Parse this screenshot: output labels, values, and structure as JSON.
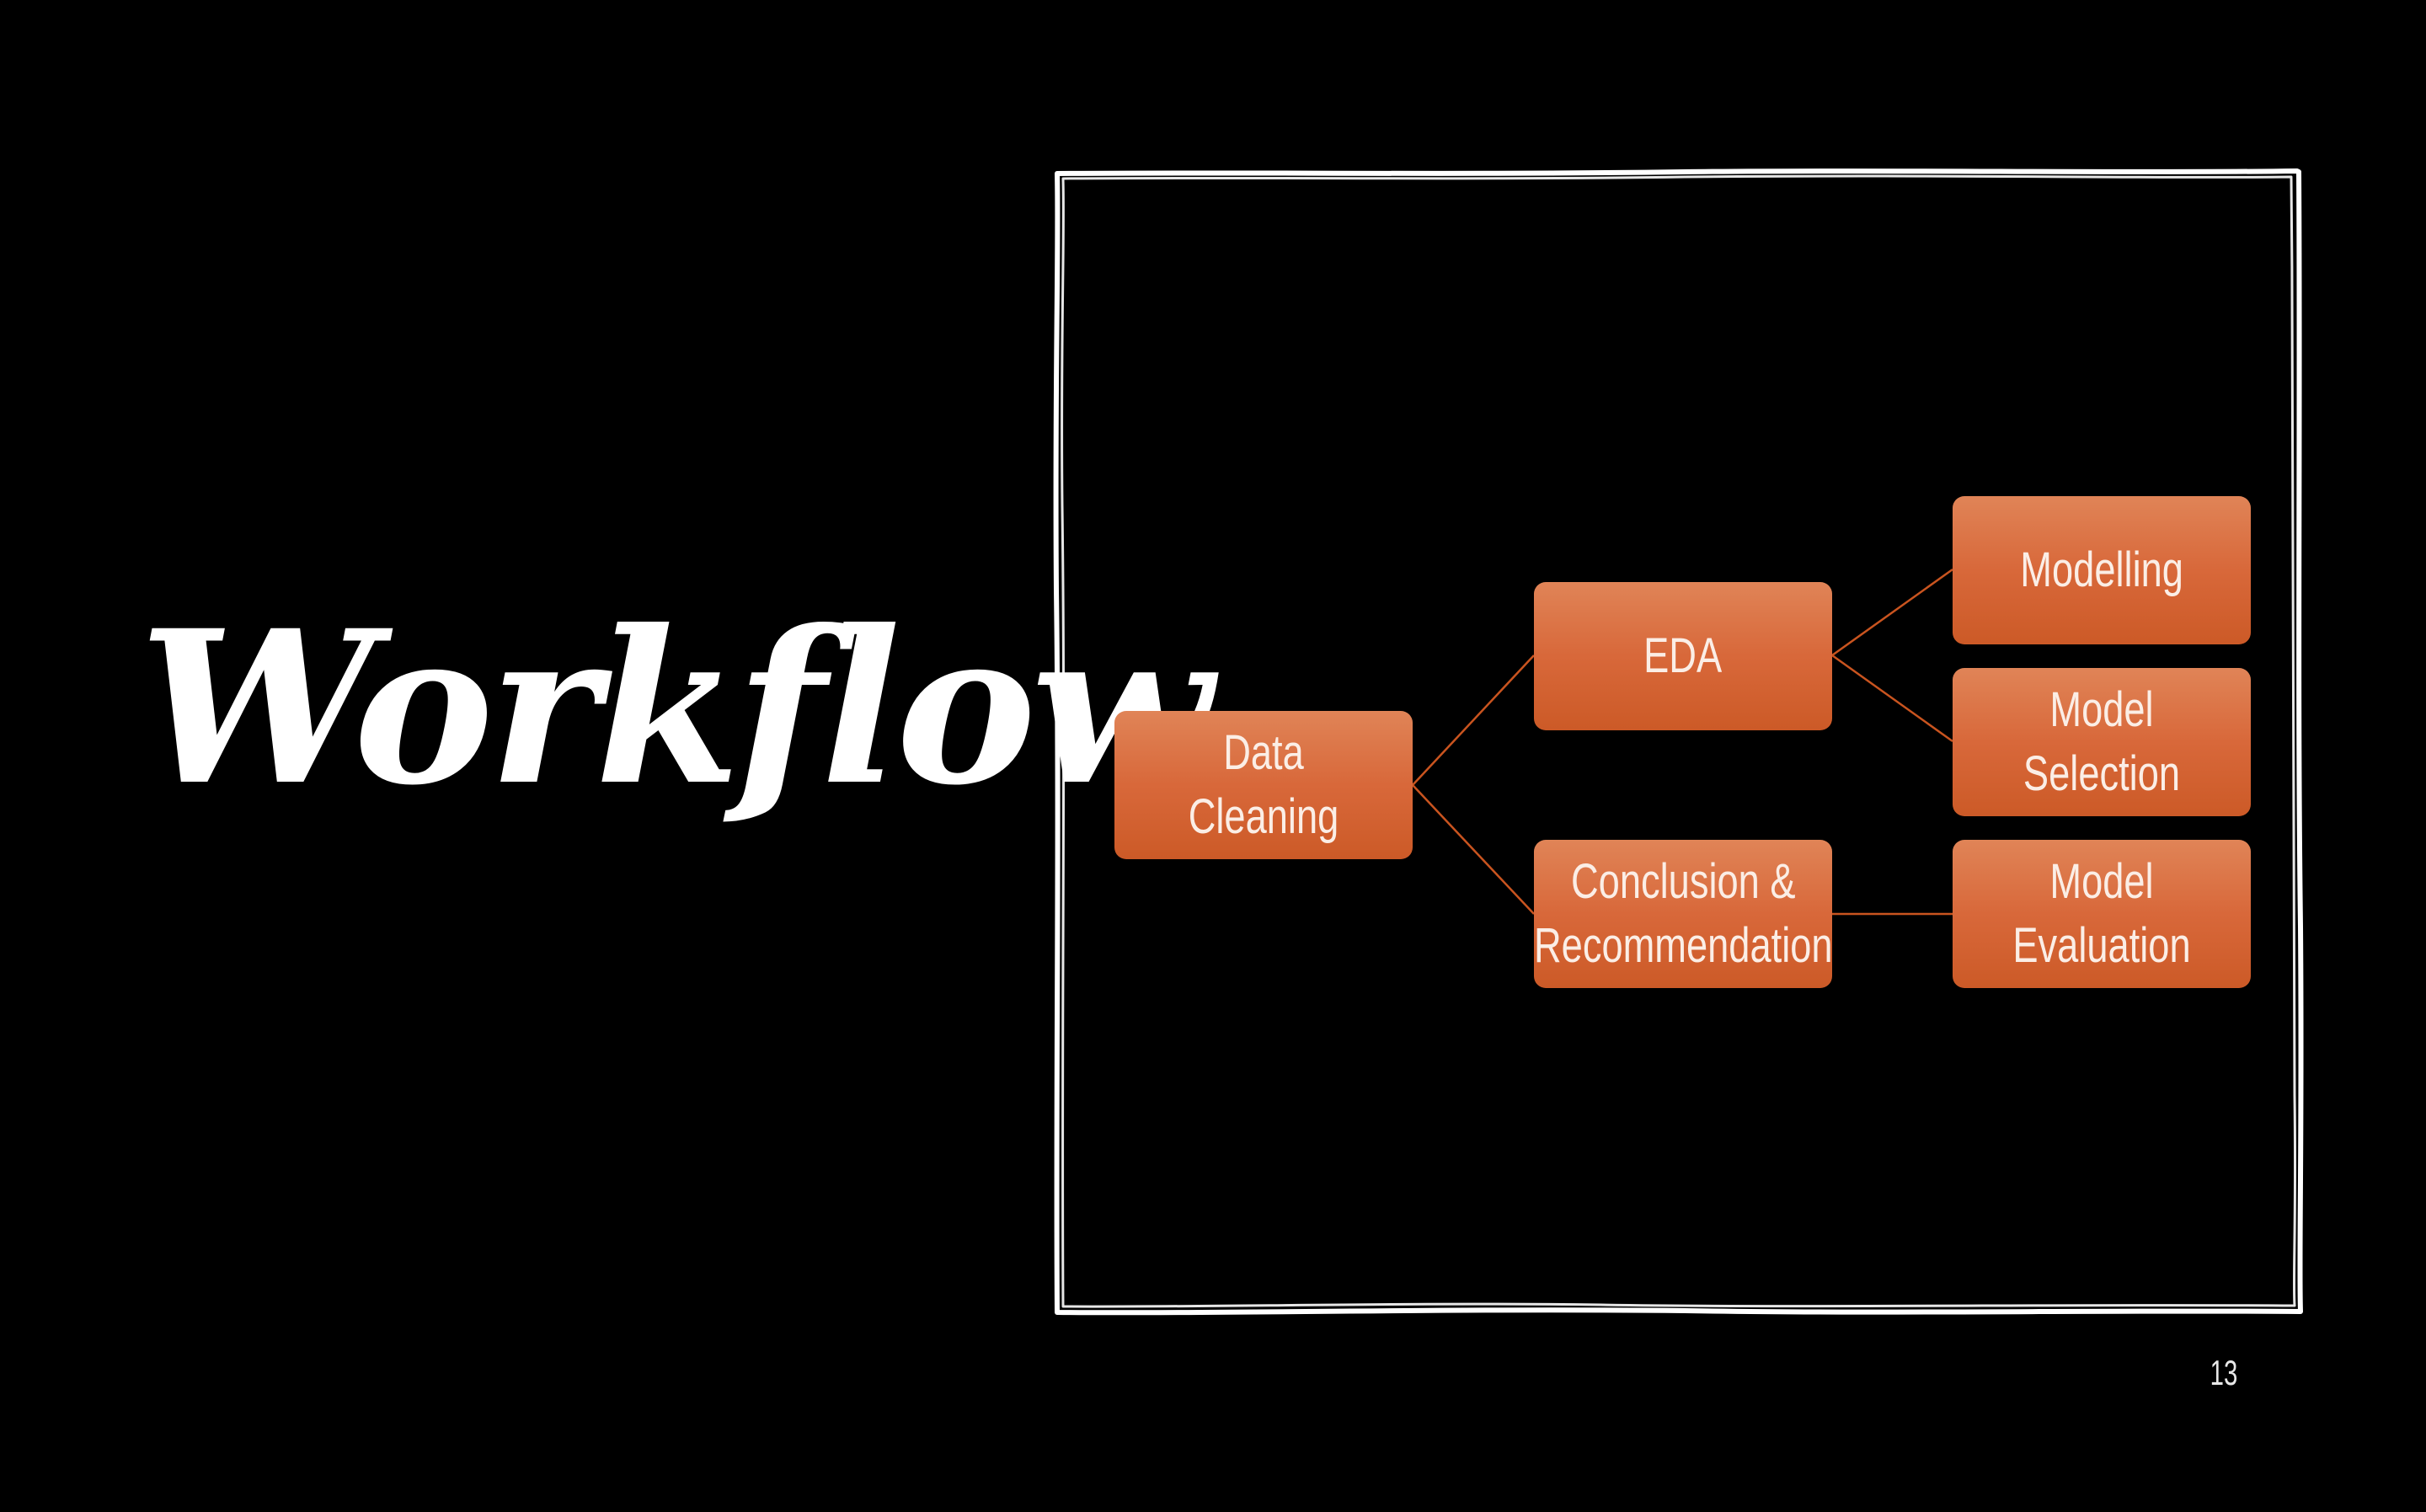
{
  "slide": {
    "title": "Workflow",
    "page_number": "13"
  },
  "diagram": {
    "connector_color": "#c9541f",
    "node_color": "#d8683a",
    "nodes": {
      "data_cleaning": "Data Cleaning",
      "eda": "EDA",
      "conclusion": "Conclusion &\nRecommendation",
      "modelling": "Modelling",
      "model_selection": "Model Selection",
      "model_evaluation": "Model Evaluation"
    }
  }
}
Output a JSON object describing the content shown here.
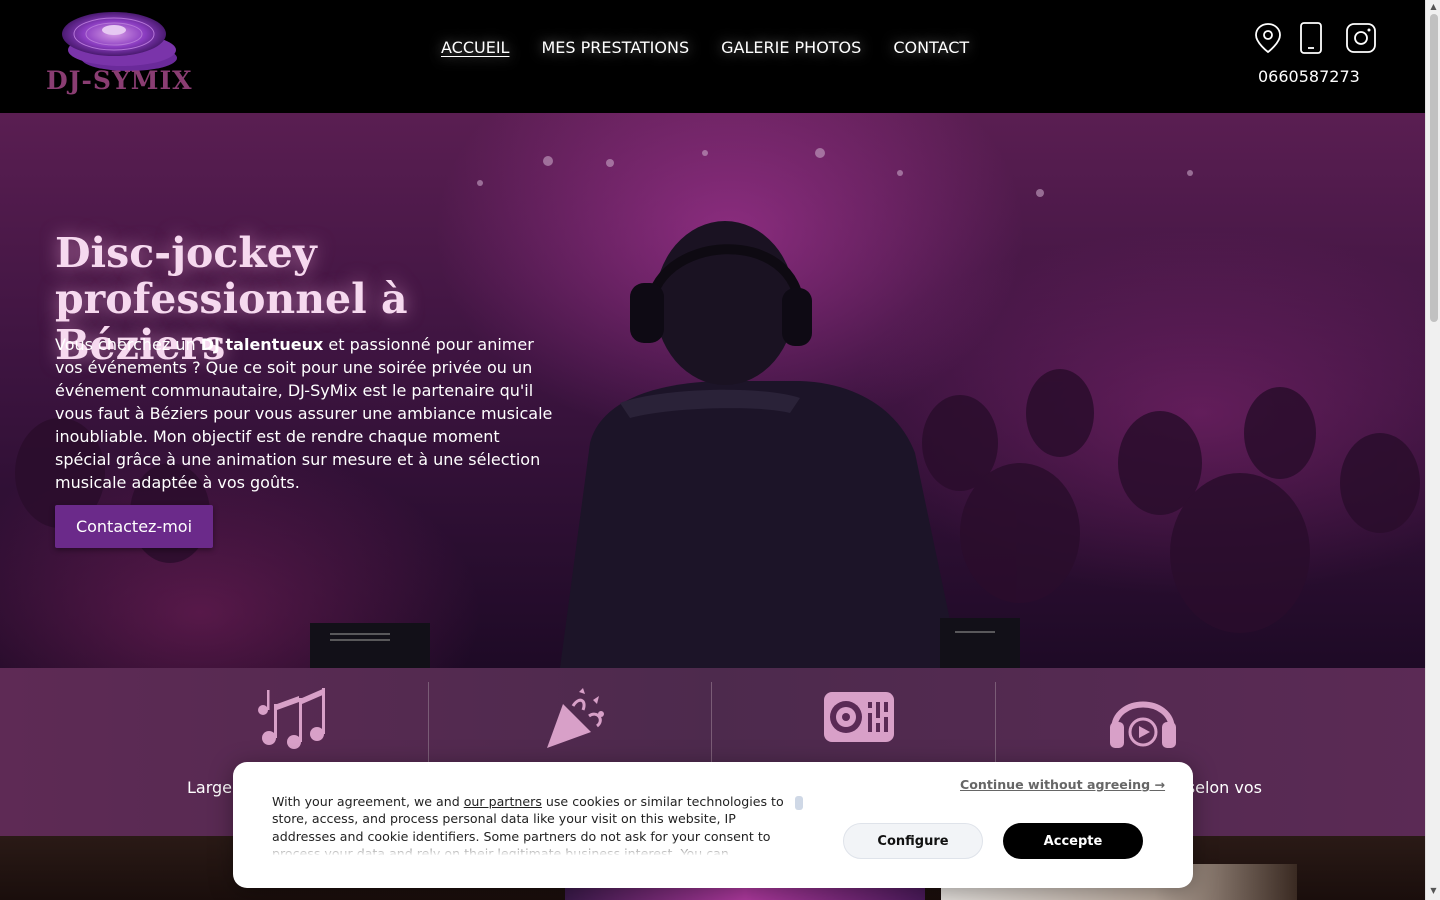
{
  "brand": {
    "logo_text": "DJ-SYMIX"
  },
  "nav": {
    "items": [
      {
        "label": "ACCUEIL",
        "active": true
      },
      {
        "label": "MES PRESTATIONS",
        "active": false
      },
      {
        "label": "GALERIE PHOTOS",
        "active": false
      },
      {
        "label": "CONTACT",
        "active": false
      }
    ]
  },
  "header_contact": {
    "icons": [
      "location-pin-icon",
      "smartphone-icon",
      "instagram-icon"
    ],
    "phone": "0660587273"
  },
  "hero": {
    "title": "Disc-jockey professionnel à Béziers",
    "text_before": "Vous cherchez un ",
    "text_bold": "DJ talentueux",
    "text_after": " et passionné pour animer vos événements ? Que ce soit pour une soirée privée ou un événement communautaire, DJ-SyMix est le partenaire qu'il vous faut à Béziers pour vous assurer une ambiance musicale inoubliable. Mon objectif est de rendre chaque moment spécial grâce à une animation sur mesure et à une sélection musicale adaptée à vos goûts.",
    "cta": "Contactez-moi"
  },
  "features": {
    "items": [
      {
        "icon": "music-notes-icon",
        "label": "Large"
      },
      {
        "icon": "party-popper-icon",
        "label": ""
      },
      {
        "icon": "turntable-icon",
        "label": ""
      },
      {
        "icon": "headphones-play-icon",
        "label": "selon vos"
      }
    ]
  },
  "cookie": {
    "text_before": "With your agreement, we and ",
    "partners_link": "our partners",
    "text_after": " use cookies or similar technologies to store, access, and process personal data like your visit on this website, IP addresses and cookie identifiers. Some partners do not ask for your consent to process your data and rely on their legitimate business interest. You can",
    "continue": "Continue without agreeing →",
    "configure": "Configure",
    "accept": "Accepte"
  },
  "colors": {
    "accent": "#6b2a8a",
    "icon_pink": "#d8a0c8",
    "title_pink": "#f6d9ef"
  }
}
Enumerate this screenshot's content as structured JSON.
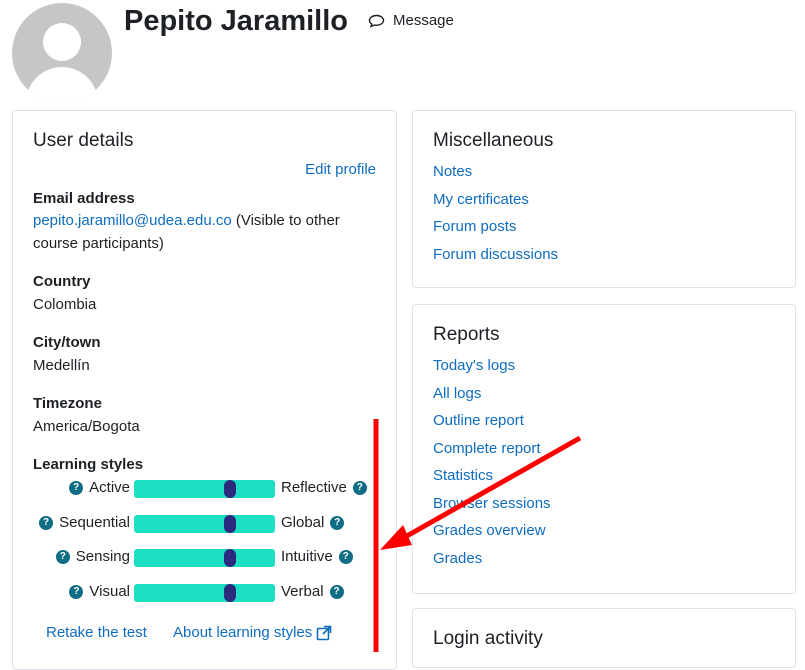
{
  "profile": {
    "name": "Pepito Jaramillo",
    "message_label": "Message"
  },
  "user_details": {
    "title": "User details",
    "edit_profile": "Edit profile",
    "email_label": "Email address",
    "email_value": "pepito.jaramillo@udea.edu.co",
    "email_note": "(Visible to other course participants)",
    "country_label": "Country",
    "country_value": "Colombia",
    "city_label": "City/town",
    "city_value": "Medellín",
    "timezone_label": "Timezone",
    "timezone_value": "America/Bogota",
    "learning_styles_label": "Learning styles",
    "learning_styles": [
      {
        "left": "Active",
        "right": "Reflective",
        "level": 0.68
      },
      {
        "left": "Sequential",
        "right": "Global",
        "level": 0.68
      },
      {
        "left": "Sensing",
        "right": "Intuitive",
        "level": 0.68
      },
      {
        "left": "Visual",
        "right": "Verbal",
        "level": 0.68
      }
    ],
    "help_icon_glyph": "?",
    "retake_label": "Retake the test",
    "about_label": "About learning styles"
  },
  "misc": {
    "title": "Miscellaneous",
    "links": [
      "Notes",
      "My certificates",
      "Forum posts",
      "Forum discussions"
    ]
  },
  "reports": {
    "title": "Reports",
    "links": [
      "Today's logs",
      "All logs",
      "Outline report",
      "Complete report",
      "Statistics",
      "Browser sessions",
      "Grades overview",
      "Grades"
    ]
  },
  "login": {
    "title": "Login activity"
  },
  "colors": {
    "link": "#0f6cbf",
    "bar": "#1ddfc3",
    "knob": "#2b2a7e",
    "help": "#0f6e84",
    "annotation": "#ff0000"
  },
  "icons": {
    "message": "speech-bubble-icon",
    "help": "question-circle-icon",
    "external": "external-link-icon"
  }
}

TASK STATEMENT. Exclude the pictures and repeat every other part of the records word for word.

REPLY TO THE EXERCISE.
Parse this screenshot: output labels, values, and structure as JSON.
{
  "slide": {
    "title": "Workflow",
    "page_number": "13"
  },
  "diagram": {
    "connector_color": "#c9541f",
    "node_color": "#d8683a",
    "nodes": {
      "data_cleaning": "Data Cleaning",
      "eda": "EDA",
      "conclusion": "Conclusion &\nRecommendation",
      "modelling": "Modelling",
      "model_selection": "Model Selection",
      "model_evaluation": "Model Evaluation"
    }
  }
}
Output a JSON object describing the content shown here.
{
  "brand": {
    "logo_text": "DJ-SYMIX"
  },
  "nav": {
    "items": [
      {
        "label": "ACCUEIL",
        "active": true
      },
      {
        "label": "MES PRESTATIONS",
        "active": false
      },
      {
        "label": "GALERIE PHOTOS",
        "active": false
      },
      {
        "label": "CONTACT",
        "active": false
      }
    ]
  },
  "header_contact": {
    "icons": [
      "location-pin-icon",
      "smartphone-icon",
      "instagram-icon"
    ],
    "phone": "0660587273"
  },
  "hero": {
    "title": "Disc-jockey professionnel à Béziers",
    "text_before": "Vous cherchez un ",
    "text_bold": "DJ talentueux",
    "text_after": " et passionné pour animer vos événements ? Que ce soit pour une soirée privée ou un événement communautaire, DJ-SyMix est le partenaire qu'il vous faut à Béziers pour vous assurer une ambiance musicale inoubliable. Mon objectif est de rendre chaque moment spécial grâce à une animation sur mesure et à une sélection musicale adaptée à vos goûts.",
    "cta": "Contactez-moi"
  },
  "features": {
    "items": [
      {
        "icon": "music-notes-icon",
        "label": "Large"
      },
      {
        "icon": "party-popper-icon",
        "label": ""
      },
      {
        "icon": "turntable-icon",
        "label": ""
      },
      {
        "icon": "headphones-play-icon",
        "label": "selon vos"
      }
    ]
  },
  "cookie": {
    "text_before": "With your agreement, we and ",
    "partners_link": "our partners",
    "text_after": " use cookies or similar technologies to store, access, and process personal data like your visit on this website, IP addresses and cookie identifiers. Some partners do not ask for your consent to process your data and rely on their legitimate business interest. You can",
    "continue": "Continue without agreeing →",
    "configure": "Configure",
    "accept": "Accepte"
  },
  "colors": {
    "accent": "#6b2a8a",
    "icon_pink": "#d8a0c8",
    "title_pink": "#f6d9ef"
  }
}
Enumerate this screenshot's content as structured JSON.
{
  "profile": {
    "name": "Pepito Jaramillo",
    "message_label": "Message"
  },
  "user_details": {
    "title": "User details",
    "edit_profile": "Edit profile",
    "email_label": "Email address",
    "email_value": "pepito.jaramillo@udea.edu.co",
    "email_note": "(Visible to other course participants)",
    "country_label": "Country",
    "country_value": "Colombia",
    "city_label": "City/town",
    "city_value": "Medellín",
    "timezone_label": "Timezone",
    "timezone_value": "America/Bogota",
    "learning_styles_label": "Learning styles",
    "learning_styles": [
      {
        "left": "Active",
        "right": "Reflective",
        "level": 0.68
      },
      {
        "left": "Sequential",
        "right": "Global",
        "level": 0.68
      },
      {
        "left": "Sensing",
        "right": "Intuitive",
        "level": 0.68
      },
      {
        "left": "Visual",
        "right": "Verbal",
        "level": 0.68
      }
    ],
    "help_icon_glyph": "?",
    "retake_label": "Retake the test",
    "about_label": "About learning styles"
  },
  "misc": {
    "title": "Miscellaneous",
    "links": [
      "Notes",
      "My certificates",
      "Forum posts",
      "Forum discussions"
    ]
  },
  "reports": {
    "title": "Reports",
    "links": [
      "Today's logs",
      "All logs",
      "Outline report",
      "Complete report",
      "Statistics",
      "Browser sessions",
      "Grades overview",
      "Grades"
    ]
  },
  "login": {
    "title": "Login activity"
  },
  "colors": {
    "link": "#0f6cbf",
    "bar": "#1ddfc3",
    "knob": "#2b2a7e",
    "help": "#0f6e84",
    "annotation": "#ff0000"
  },
  "icons": {
    "message": "speech-bubble-icon",
    "help": "question-circle-icon",
    "external": "external-link-icon"
  }
}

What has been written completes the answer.